— start Dataset records —

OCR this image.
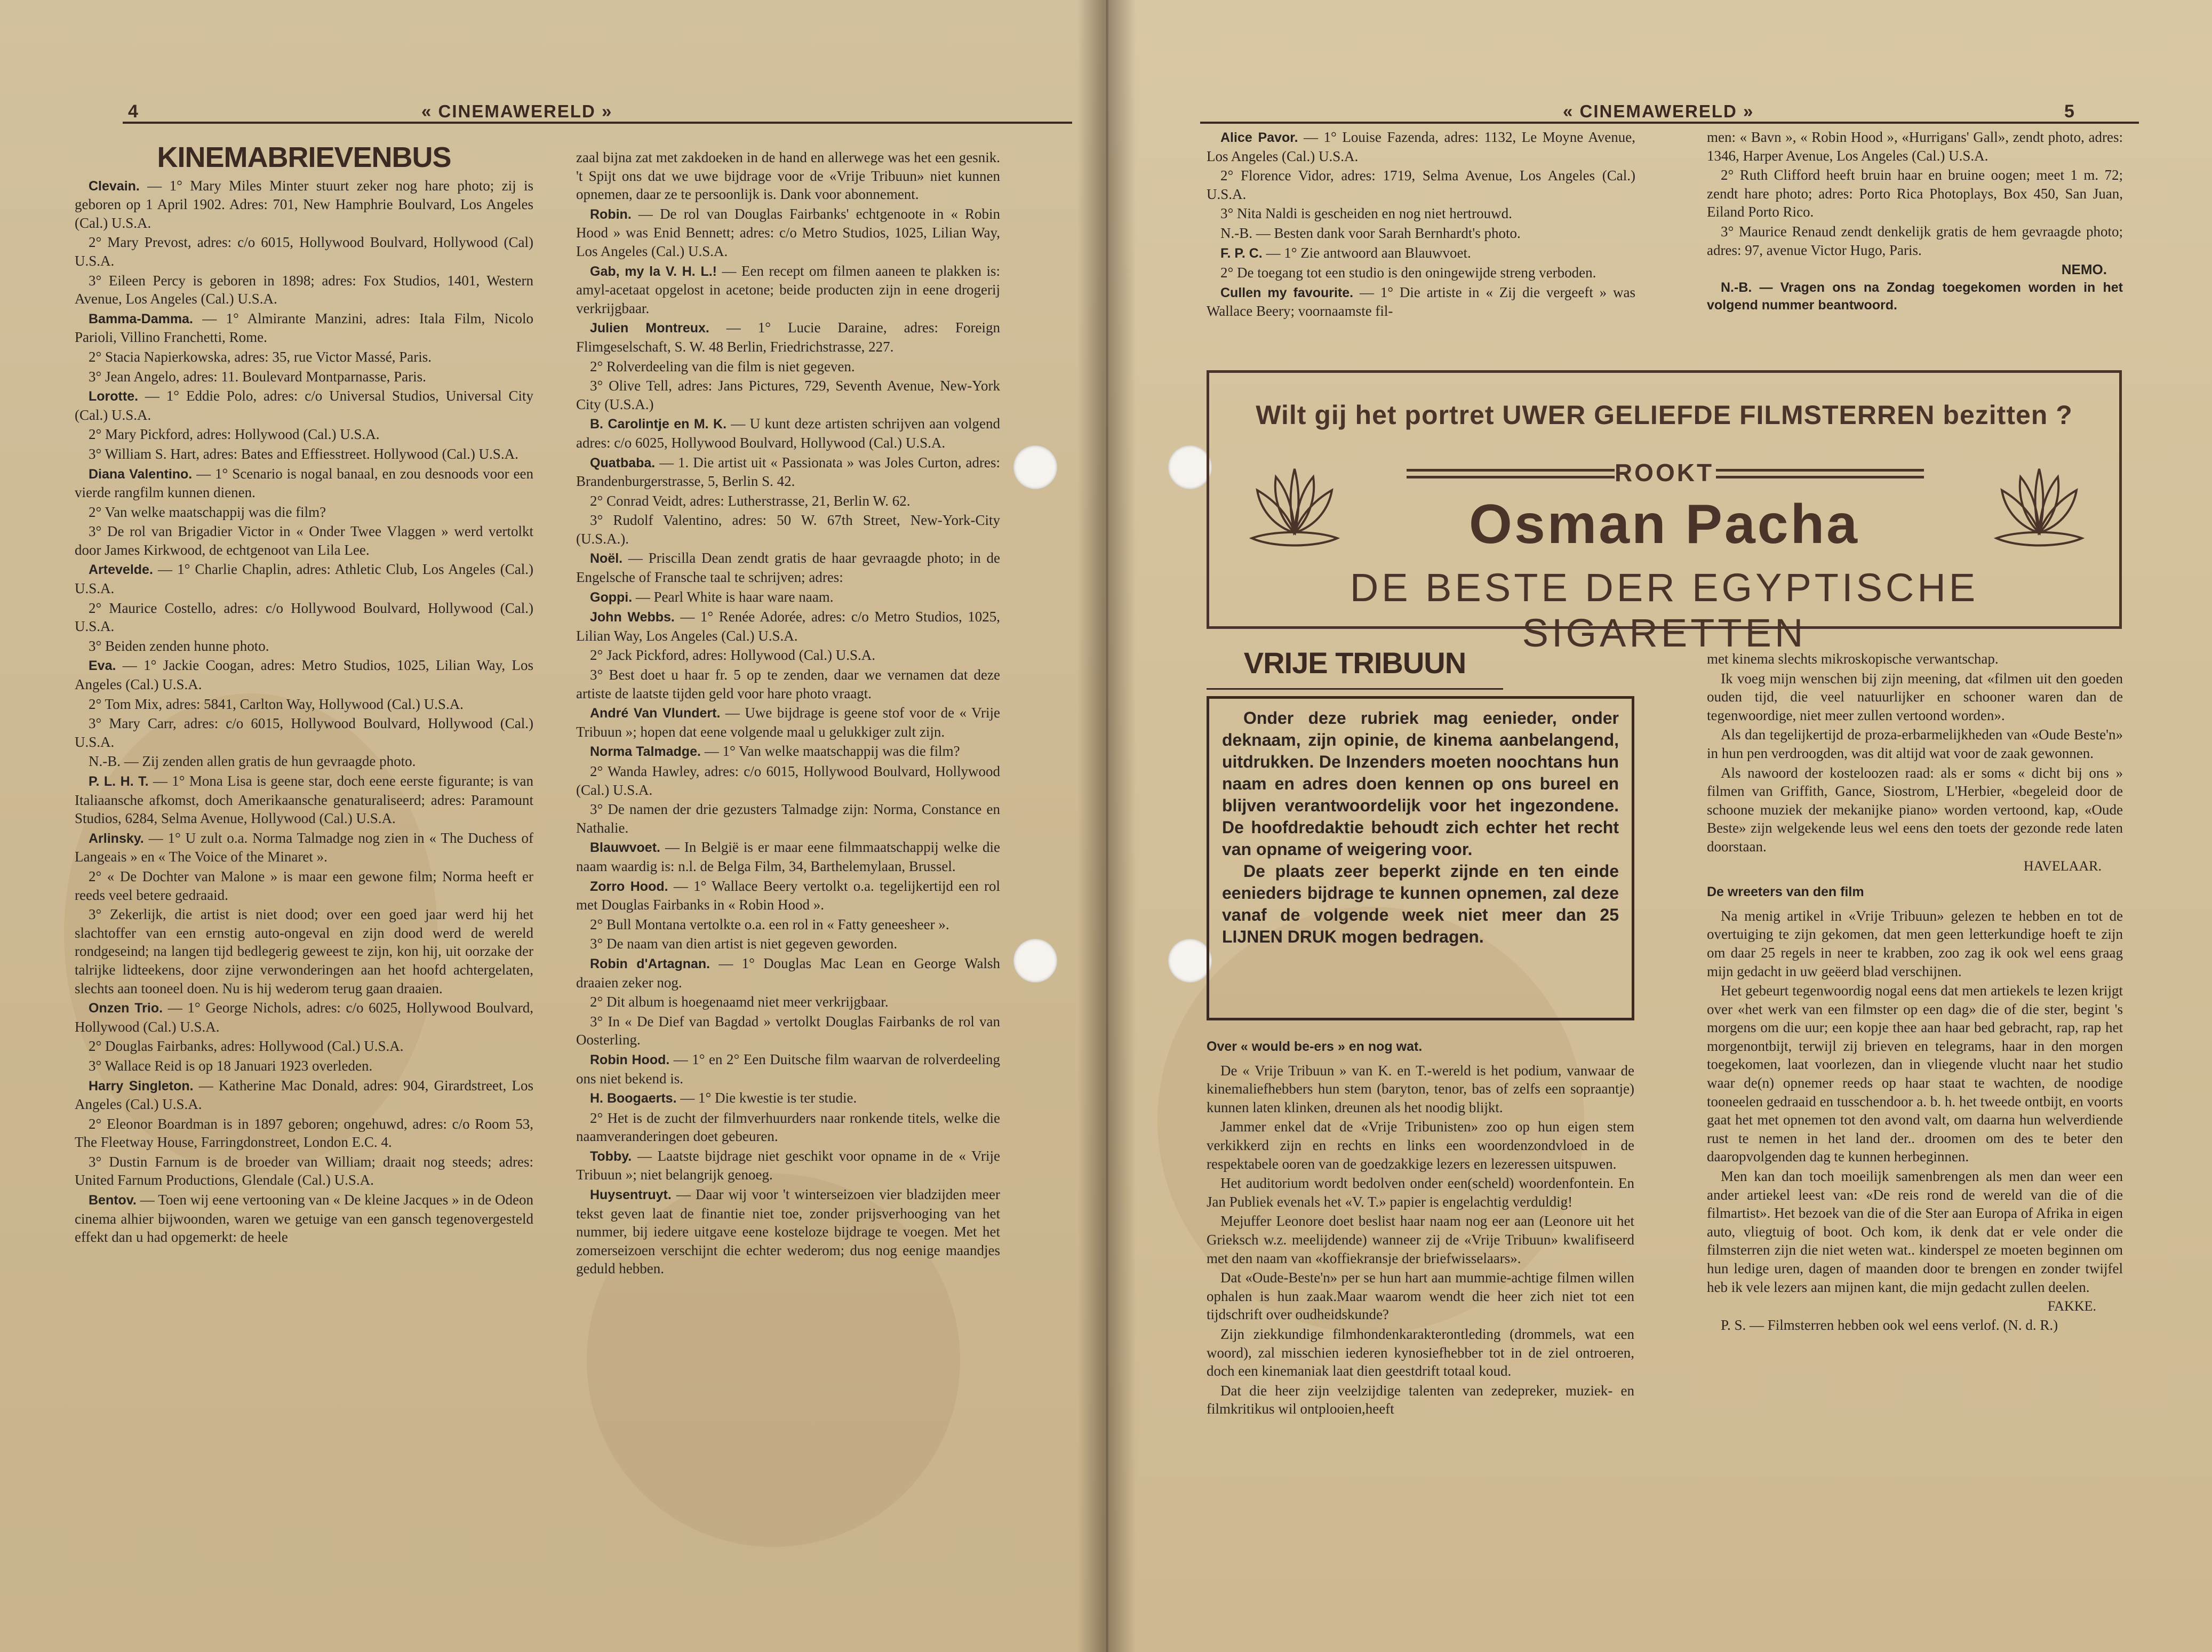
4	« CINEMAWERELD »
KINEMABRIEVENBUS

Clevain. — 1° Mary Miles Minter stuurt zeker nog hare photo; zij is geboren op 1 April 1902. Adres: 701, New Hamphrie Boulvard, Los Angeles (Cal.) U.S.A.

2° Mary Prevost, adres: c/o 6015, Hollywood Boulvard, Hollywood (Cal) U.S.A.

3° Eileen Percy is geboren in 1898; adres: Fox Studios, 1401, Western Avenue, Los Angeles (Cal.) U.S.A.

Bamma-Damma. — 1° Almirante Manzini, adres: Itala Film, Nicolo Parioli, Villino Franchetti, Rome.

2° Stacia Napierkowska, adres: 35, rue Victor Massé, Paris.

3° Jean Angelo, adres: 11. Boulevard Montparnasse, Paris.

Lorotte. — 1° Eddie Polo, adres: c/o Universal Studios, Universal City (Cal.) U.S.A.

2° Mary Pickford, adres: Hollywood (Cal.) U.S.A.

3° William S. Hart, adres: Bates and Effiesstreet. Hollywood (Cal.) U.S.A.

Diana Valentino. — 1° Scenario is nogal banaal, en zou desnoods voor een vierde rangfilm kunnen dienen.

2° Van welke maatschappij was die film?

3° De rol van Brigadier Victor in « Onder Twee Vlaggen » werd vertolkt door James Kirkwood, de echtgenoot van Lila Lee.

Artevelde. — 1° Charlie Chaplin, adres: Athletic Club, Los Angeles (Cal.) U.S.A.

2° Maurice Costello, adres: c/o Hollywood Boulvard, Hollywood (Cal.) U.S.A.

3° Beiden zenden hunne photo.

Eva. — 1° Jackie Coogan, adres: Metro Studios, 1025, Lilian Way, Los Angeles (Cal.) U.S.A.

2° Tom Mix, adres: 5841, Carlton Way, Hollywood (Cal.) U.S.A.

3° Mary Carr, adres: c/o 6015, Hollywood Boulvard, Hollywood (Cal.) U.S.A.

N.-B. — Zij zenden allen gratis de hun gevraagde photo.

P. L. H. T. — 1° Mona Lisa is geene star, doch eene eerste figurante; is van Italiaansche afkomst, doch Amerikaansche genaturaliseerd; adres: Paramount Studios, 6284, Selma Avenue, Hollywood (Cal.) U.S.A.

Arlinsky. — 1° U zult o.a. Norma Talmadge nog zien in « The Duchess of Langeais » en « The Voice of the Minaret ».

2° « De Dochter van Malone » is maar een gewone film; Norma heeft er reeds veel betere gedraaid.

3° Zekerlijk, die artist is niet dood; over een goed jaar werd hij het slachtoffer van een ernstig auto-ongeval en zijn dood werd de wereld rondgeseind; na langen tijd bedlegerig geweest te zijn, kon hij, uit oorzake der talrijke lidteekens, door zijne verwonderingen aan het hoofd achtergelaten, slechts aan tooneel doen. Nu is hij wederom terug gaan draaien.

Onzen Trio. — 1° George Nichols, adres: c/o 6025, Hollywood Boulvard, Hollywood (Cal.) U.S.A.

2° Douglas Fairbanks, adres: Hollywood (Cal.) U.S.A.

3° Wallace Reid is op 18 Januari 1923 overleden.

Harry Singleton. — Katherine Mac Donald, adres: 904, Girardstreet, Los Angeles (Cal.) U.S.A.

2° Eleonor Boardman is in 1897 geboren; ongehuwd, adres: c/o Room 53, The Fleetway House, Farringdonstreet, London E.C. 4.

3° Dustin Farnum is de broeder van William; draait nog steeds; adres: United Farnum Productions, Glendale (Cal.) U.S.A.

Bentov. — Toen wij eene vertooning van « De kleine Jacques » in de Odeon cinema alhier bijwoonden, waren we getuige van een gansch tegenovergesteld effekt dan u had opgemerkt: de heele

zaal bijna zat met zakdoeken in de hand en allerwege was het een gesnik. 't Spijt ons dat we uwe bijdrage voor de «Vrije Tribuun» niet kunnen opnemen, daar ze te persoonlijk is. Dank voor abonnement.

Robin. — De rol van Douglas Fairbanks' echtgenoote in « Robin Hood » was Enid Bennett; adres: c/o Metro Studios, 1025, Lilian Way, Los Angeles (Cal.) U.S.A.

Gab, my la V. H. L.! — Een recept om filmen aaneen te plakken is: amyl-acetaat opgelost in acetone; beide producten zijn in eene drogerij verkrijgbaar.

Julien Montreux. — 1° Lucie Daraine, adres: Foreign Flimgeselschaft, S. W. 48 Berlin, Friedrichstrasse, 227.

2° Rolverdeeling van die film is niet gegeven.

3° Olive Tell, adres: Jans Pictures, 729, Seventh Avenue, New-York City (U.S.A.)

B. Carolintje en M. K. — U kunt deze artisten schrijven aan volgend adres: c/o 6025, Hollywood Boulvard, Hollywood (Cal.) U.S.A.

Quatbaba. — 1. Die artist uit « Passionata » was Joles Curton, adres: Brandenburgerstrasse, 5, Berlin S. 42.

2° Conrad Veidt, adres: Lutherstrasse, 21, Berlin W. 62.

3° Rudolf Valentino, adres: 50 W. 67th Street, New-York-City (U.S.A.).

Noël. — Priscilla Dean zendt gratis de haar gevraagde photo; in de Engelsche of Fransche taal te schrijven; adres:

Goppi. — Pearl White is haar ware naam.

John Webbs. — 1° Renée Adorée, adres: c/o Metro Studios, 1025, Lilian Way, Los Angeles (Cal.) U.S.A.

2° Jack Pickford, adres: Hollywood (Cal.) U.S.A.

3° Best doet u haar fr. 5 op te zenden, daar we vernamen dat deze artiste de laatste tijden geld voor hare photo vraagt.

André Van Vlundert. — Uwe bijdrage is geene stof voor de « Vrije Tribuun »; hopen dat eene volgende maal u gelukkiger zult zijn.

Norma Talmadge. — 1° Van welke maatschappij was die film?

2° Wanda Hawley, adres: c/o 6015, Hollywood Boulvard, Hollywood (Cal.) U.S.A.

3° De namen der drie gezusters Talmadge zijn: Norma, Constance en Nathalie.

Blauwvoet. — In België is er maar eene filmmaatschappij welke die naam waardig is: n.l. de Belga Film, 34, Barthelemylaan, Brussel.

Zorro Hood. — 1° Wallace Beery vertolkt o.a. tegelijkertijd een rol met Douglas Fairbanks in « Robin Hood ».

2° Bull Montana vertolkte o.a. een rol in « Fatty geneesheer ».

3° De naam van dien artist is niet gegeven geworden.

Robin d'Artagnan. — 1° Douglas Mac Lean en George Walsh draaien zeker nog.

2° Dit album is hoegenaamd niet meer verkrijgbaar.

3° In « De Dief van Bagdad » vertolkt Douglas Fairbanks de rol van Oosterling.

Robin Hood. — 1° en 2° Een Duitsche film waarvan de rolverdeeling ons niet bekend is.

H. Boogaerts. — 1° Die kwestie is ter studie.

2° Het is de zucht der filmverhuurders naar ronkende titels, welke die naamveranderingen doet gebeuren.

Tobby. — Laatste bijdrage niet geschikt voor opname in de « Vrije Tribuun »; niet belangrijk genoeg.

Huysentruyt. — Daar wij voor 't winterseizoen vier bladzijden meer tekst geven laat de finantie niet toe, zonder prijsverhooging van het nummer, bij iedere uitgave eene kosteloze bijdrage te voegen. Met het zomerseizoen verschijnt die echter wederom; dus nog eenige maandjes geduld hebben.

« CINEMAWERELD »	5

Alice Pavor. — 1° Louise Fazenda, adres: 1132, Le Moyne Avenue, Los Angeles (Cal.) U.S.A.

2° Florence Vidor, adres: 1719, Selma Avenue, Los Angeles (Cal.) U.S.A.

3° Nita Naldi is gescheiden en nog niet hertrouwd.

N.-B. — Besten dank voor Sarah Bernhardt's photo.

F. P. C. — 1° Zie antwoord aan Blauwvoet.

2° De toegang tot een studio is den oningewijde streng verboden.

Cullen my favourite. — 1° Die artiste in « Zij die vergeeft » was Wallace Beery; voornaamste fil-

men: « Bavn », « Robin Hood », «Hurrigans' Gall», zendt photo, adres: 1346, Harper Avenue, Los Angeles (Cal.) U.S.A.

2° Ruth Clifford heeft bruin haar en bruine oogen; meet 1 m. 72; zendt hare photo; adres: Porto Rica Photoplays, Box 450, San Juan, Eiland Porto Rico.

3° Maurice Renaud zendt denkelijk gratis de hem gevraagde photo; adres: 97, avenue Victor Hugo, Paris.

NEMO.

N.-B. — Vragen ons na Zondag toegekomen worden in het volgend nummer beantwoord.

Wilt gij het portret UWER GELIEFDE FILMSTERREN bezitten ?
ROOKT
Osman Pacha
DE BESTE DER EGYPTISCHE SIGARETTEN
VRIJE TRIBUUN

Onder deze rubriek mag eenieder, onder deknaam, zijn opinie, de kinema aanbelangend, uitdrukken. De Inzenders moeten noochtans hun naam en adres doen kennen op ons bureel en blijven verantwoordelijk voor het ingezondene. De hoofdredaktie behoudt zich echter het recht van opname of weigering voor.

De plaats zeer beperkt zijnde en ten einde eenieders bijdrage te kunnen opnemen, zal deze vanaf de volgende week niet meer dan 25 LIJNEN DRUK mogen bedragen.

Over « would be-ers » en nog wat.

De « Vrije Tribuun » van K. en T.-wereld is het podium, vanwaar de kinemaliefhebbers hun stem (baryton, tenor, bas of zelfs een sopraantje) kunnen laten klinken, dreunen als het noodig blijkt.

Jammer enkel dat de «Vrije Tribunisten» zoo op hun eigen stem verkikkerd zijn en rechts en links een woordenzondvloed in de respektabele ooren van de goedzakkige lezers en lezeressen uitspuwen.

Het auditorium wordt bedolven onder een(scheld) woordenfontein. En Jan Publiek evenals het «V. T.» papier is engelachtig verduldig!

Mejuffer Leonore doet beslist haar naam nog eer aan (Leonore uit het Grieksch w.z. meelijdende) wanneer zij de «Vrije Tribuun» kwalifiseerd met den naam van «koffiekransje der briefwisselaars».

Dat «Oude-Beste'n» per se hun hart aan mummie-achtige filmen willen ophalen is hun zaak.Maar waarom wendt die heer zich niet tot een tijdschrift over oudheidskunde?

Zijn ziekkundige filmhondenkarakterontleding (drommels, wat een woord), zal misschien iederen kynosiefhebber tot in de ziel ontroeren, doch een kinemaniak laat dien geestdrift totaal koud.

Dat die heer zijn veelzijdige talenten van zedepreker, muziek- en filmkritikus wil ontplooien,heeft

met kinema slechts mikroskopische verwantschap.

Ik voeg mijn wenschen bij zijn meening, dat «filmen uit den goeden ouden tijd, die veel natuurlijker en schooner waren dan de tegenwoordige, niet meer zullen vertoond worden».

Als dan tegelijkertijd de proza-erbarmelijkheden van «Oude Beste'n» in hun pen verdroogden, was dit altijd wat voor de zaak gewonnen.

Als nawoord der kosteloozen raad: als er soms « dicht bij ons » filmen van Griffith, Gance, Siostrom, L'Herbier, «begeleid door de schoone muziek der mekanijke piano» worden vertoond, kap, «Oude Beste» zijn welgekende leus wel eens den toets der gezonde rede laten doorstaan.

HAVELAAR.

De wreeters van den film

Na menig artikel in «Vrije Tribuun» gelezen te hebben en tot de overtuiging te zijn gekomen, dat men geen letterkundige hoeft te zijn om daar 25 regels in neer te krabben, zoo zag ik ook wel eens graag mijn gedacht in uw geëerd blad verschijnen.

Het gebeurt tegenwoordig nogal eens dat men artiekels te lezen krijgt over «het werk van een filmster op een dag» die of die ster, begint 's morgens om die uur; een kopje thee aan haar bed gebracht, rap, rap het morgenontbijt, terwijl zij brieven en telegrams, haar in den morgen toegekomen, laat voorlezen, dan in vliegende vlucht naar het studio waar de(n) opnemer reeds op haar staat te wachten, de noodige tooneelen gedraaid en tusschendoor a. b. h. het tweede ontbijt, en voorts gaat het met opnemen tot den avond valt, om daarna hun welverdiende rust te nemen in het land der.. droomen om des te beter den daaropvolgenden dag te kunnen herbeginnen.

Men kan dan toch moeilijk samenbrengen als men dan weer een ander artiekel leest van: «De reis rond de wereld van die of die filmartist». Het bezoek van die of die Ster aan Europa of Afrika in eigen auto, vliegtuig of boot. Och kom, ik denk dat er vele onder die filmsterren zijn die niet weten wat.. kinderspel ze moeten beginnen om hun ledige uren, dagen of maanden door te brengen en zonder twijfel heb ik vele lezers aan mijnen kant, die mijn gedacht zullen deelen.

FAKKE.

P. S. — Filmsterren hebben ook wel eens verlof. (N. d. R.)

— end Dataset records —
— start Dataset records —

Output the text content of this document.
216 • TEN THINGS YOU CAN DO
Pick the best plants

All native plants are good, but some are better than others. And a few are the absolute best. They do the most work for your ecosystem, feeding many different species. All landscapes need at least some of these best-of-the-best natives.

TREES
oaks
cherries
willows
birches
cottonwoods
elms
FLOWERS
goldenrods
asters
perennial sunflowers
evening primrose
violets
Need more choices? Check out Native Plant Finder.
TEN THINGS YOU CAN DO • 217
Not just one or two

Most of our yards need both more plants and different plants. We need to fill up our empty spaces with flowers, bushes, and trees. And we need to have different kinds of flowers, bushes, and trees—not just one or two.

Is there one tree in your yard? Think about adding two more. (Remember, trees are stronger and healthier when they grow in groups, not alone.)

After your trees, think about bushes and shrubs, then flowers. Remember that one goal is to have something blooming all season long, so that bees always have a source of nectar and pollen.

— end Dataset records —

◆ **What the task requires**
Copy whichever lines in the listing above contain the word "William".

◆ **Completed exercise**
3° William S. Hart, adres: Bates and Effiesstreet. Hollywood (Cal.) U.S.A.
3° Dustin Farnum is de broeder van William; draait nog steeds; adres: United Farnum Productions, Glendale (Cal.) U.S.A.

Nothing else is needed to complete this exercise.